* STORED DATA:

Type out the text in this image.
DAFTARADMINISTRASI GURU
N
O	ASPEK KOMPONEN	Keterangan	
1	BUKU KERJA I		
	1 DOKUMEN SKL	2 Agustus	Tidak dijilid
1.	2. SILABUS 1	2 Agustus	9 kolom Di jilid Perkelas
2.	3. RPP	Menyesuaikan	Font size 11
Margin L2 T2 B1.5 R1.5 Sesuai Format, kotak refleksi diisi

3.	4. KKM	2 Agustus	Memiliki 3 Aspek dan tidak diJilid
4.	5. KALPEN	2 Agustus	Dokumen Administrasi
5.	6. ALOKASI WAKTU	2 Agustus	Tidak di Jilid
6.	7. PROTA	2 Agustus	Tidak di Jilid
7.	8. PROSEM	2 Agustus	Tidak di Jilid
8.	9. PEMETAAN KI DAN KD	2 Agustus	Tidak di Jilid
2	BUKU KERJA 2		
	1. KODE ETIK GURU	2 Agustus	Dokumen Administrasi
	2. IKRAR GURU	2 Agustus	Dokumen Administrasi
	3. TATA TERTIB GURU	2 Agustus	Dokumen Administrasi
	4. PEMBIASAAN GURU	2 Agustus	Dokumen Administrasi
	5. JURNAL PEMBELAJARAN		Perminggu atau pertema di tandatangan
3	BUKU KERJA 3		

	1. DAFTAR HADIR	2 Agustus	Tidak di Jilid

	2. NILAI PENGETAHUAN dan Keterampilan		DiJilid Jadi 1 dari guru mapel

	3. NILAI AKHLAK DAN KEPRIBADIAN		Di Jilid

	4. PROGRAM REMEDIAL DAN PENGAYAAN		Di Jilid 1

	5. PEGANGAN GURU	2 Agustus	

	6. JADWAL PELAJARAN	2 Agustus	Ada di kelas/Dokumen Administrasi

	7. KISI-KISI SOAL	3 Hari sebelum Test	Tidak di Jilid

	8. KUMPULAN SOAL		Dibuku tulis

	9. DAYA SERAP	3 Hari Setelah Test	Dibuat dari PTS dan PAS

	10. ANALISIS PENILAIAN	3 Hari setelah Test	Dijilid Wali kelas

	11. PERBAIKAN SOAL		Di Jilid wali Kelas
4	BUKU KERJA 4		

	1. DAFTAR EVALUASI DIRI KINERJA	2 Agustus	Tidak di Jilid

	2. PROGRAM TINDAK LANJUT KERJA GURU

* GIVEN PROBLEM: Of the lines above, how many include the word "PROGRAM"? Reply with the number alone.

* FULL ANSWER: 2